:: Record excerpts ::
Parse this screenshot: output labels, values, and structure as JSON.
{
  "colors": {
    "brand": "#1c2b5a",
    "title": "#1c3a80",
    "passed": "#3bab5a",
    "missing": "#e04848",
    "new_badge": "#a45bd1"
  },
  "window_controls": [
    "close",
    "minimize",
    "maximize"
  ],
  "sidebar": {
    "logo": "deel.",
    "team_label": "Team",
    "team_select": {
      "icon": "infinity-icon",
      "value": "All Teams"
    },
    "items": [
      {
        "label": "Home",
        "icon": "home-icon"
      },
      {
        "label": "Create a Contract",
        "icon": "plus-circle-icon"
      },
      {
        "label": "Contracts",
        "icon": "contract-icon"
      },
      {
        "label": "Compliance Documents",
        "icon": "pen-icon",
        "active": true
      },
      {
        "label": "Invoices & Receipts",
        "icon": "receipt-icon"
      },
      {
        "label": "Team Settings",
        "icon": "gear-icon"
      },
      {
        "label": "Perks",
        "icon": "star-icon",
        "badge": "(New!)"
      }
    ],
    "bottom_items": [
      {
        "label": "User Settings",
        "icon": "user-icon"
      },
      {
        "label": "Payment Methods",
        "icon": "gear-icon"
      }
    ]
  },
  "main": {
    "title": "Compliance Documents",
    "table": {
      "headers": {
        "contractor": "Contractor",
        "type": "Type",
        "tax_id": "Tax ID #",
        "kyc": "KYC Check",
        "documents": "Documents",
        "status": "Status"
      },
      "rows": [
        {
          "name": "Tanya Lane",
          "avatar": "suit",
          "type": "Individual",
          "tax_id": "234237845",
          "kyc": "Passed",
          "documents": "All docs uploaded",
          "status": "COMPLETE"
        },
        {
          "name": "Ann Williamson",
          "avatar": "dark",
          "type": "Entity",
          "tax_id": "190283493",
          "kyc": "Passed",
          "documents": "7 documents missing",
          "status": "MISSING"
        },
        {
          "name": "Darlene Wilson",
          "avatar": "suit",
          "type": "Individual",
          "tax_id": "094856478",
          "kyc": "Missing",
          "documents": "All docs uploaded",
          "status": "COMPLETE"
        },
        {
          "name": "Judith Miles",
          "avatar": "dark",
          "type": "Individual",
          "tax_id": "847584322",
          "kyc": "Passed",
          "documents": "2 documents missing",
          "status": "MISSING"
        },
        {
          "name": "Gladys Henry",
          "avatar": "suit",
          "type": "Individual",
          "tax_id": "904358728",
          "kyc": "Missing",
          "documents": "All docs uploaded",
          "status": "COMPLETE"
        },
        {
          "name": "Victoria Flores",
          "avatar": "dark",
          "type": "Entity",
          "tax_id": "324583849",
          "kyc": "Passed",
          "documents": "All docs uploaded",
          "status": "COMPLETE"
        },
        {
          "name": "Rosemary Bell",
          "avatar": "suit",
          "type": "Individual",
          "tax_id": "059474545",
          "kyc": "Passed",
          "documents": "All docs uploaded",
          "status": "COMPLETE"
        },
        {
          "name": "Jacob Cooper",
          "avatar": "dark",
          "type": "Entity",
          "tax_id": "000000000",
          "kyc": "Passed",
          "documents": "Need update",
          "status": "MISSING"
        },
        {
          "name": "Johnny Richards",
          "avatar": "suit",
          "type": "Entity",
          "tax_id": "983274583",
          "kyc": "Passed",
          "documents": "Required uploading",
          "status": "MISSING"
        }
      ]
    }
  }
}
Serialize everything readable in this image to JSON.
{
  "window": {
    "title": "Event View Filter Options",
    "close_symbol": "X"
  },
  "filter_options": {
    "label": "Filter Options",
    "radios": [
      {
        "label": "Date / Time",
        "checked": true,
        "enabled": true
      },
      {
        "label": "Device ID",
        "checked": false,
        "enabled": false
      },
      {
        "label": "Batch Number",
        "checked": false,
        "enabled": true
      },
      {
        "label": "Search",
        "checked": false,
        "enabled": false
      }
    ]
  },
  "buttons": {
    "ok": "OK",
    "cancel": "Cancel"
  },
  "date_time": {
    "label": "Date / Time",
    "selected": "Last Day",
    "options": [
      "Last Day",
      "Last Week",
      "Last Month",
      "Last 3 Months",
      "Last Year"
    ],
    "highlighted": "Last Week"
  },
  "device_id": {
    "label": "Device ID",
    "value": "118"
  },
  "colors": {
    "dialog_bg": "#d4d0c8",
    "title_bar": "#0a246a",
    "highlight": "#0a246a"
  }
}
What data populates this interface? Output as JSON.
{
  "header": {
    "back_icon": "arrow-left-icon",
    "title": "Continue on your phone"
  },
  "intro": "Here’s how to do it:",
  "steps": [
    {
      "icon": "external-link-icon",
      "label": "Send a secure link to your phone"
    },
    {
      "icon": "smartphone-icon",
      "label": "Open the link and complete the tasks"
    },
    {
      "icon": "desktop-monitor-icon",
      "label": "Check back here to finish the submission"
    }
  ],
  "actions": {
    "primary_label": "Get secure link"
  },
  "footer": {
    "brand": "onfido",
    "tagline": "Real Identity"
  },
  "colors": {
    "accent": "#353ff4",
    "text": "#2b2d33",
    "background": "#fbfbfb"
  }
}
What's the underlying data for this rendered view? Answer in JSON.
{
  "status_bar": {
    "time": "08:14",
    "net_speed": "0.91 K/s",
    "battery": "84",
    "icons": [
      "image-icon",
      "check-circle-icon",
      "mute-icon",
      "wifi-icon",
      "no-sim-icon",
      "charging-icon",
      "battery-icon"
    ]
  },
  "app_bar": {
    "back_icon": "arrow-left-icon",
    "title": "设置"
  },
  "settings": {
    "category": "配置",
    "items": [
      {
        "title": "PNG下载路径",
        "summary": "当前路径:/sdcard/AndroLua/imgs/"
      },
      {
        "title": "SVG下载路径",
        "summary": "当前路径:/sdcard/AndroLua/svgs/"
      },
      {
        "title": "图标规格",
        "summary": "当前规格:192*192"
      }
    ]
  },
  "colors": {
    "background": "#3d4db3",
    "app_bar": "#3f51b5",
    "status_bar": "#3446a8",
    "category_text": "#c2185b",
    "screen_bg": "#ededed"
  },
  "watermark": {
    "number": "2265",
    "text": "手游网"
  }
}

:: Written request ::
Copy out the full set of records precisely, leaving nothing out.

:: Output of the task ::
Parse this screenshot: output labels, values, and structure as JSON.
{
  "colors": {
    "brand": "#1c2b5a",
    "title": "#1c3a80",
    "passed": "#3bab5a",
    "missing": "#e04848",
    "new_badge": "#a45bd1"
  },
  "window_controls": [
    "close",
    "minimize",
    "maximize"
  ],
  "sidebar": {
    "logo": "deel.",
    "team_label": "Team",
    "team_select": {
      "icon": "infinity-icon",
      "value": "All Teams"
    },
    "items": [
      {
        "label": "Home",
        "icon": "home-icon"
      },
      {
        "label": "Create a Contract",
        "icon": "plus-circle-icon"
      },
      {
        "label": "Contracts",
        "icon": "contract-icon"
      },
      {
        "label": "Compliance Documents",
        "icon": "pen-icon",
        "active": true
      },
      {
        "label": "Invoices & Receipts",
        "icon": "receipt-icon"
      },
      {
        "label": "Team Settings",
        "icon": "gear-icon"
      },
      {
        "label": "Perks",
        "icon": "star-icon",
        "badge": "(New!)"
      }
    ],
    "bottom_items": [
      {
        "label": "User Settings",
        "icon": "user-icon"
      },
      {
        "label": "Payment Methods",
        "icon": "gear-icon"
      }
    ]
  },
  "main": {
    "title": "Compliance Documents",
    "table": {
      "headers": {
        "contractor": "Contractor",
        "type": "Type",
        "tax_id": "Tax ID #",
        "kyc": "KYC Check",
        "documents": "Documents",
        "status": "Status"
      },
      "rows": [
        {
          "name": "Tanya Lane",
          "avatar": "suit",
          "type": "Individual",
          "tax_id": "234237845",
          "kyc": "Passed",
          "documents": "All docs uploaded",
          "status": "COMPLETE"
        },
        {
          "name": "Ann Williamson",
          "avatar": "dark",
          "type": "Entity",
          "tax_id": "190283493",
          "kyc": "Passed",
          "documents": "7 documents missing",
          "status": "MISSING"
        },
        {
          "name": "Darlene Wilson",
          "avatar": "suit",
          "type": "Individual",
          "tax_id": "094856478",
          "kyc": "Missing",
          "documents": "All docs uploaded",
          "status": "COMPLETE"
        },
        {
          "name": "Judith Miles",
          "avatar": "dark",
          "type": "Individual",
          "tax_id": "847584322",
          "kyc": "Passed",
          "documents": "2 documents missing",
          "status": "MISSING"
        },
        {
          "name": "Gladys Henry",
          "avatar": "suit",
          "type": "Individual",
          "tax_id": "904358728",
          "kyc": "Missing",
          "documents": "All docs uploaded",
          "status": "COMPLETE"
        },
        {
          "name": "Victoria Flores",
          "avatar": "dark",
          "type": "Entity",
          "tax_id": "324583849",
          "kyc": "Passed",
          "documents": "All docs uploaded",
          "status": "COMPLETE"
        },
        {
          "name": "Rosemary Bell",
          "avatar": "suit",
          "type": "Individual",
          "tax_id": "059474545",
          "kyc": "Passed",
          "documents": "All docs uploaded",
          "status": "COMPLETE"
        },
        {
          "name": "Jacob Cooper",
          "avatar": "dark",
          "type": "Entity",
          "tax_id": "000000000",
          "kyc": "Passed",
          "documents": "Need update",
          "status": "MISSING"
        },
        {
          "name": "Johnny Richards",
          "avatar": "suit",
          "type": "Entity",
          "tax_id": "983274583",
          "kyc": "Passed",
          "documents": "Required uploading",
          "status": "MISSING"
        }
      ]
    }
  }
}
Serialize everything readable in this image to JSON.
{
  "window": {
    "title": "Event View Filter Options",
    "close_symbol": "X"
  },
  "filter_options": {
    "label": "Filter Options",
    "radios": [
      {
        "label": "Date / Time",
        "checked": true,
        "enabled": true
      },
      {
        "label": "Device ID",
        "checked": false,
        "enabled": false
      },
      {
        "label": "Batch Number",
        "checked": false,
        "enabled": true
      },
      {
        "label": "Search",
        "checked": false,
        "enabled": false
      }
    ]
  },
  "buttons": {
    "ok": "OK",
    "cancel": "Cancel"
  },
  "date_time": {
    "label": "Date / Time",
    "selected": "Last Day",
    "options": [
      "Last Day",
      "Last Week",
      "Last Month",
      "Last 3 Months",
      "Last Year"
    ],
    "highlighted": "Last Week"
  },
  "device_id": {
    "label": "Device ID",
    "value": "118"
  },
  "colors": {
    "dialog_bg": "#d4d0c8",
    "title_bar": "#0a246a",
    "highlight": "#0a246a"
  }
}
What data populates this interface? Output as JSON.
{
  "header": {
    "back_icon": "arrow-left-icon",
    "title": "Continue on your phone"
  },
  "intro": "Here’s how to do it:",
  "steps": [
    {
      "icon": "external-link-icon",
      "label": "Send a secure link to your phone"
    },
    {
      "icon": "smartphone-icon",
      "label": "Open the link and complete the tasks"
    },
    {
      "icon": "desktop-monitor-icon",
      "label": "Check back here to finish the submission"
    }
  ],
  "actions": {
    "primary_label": "Get secure link"
  },
  "footer": {
    "brand": "onfido",
    "tagline": "Real Identity"
  },
  "colors": {
    "accent": "#353ff4",
    "text": "#2b2d33",
    "background": "#fbfbfb"
  }
}
What's the underlying data for this rendered view? Answer in JSON.
{
  "status_bar": {
    "time": "08:14",
    "net_speed": "0.91 K/s",
    "battery": "84",
    "icons": [
      "image-icon",
      "check-circle-icon",
      "mute-icon",
      "wifi-icon",
      "no-sim-icon",
      "charging-icon",
      "battery-icon"
    ]
  },
  "app_bar": {
    "back_icon": "arrow-left-icon",
    "title": "设置"
  },
  "settings": {
    "category": "配置",
    "items": [
      {
        "title": "PNG下载路径",
        "summary": "当前路径:/sdcard/AndroLua/imgs/"
      },
      {
        "title": "SVG下载路径",
        "summary": "当前路径:/sdcard/AndroLua/svgs/"
      },
      {
        "title": "图标规格",
        "summary": "当前规格:192*192"
      }
    ]
  },
  "colors": {
    "background": "#3d4db3",
    "app_bar": "#3f51b5",
    "status_bar": "#3446a8",
    "category_text": "#c2185b",
    "screen_bg": "#ededed"
  },
  "watermark": {
    "number": "2265",
    "text": "手游网"
  }
}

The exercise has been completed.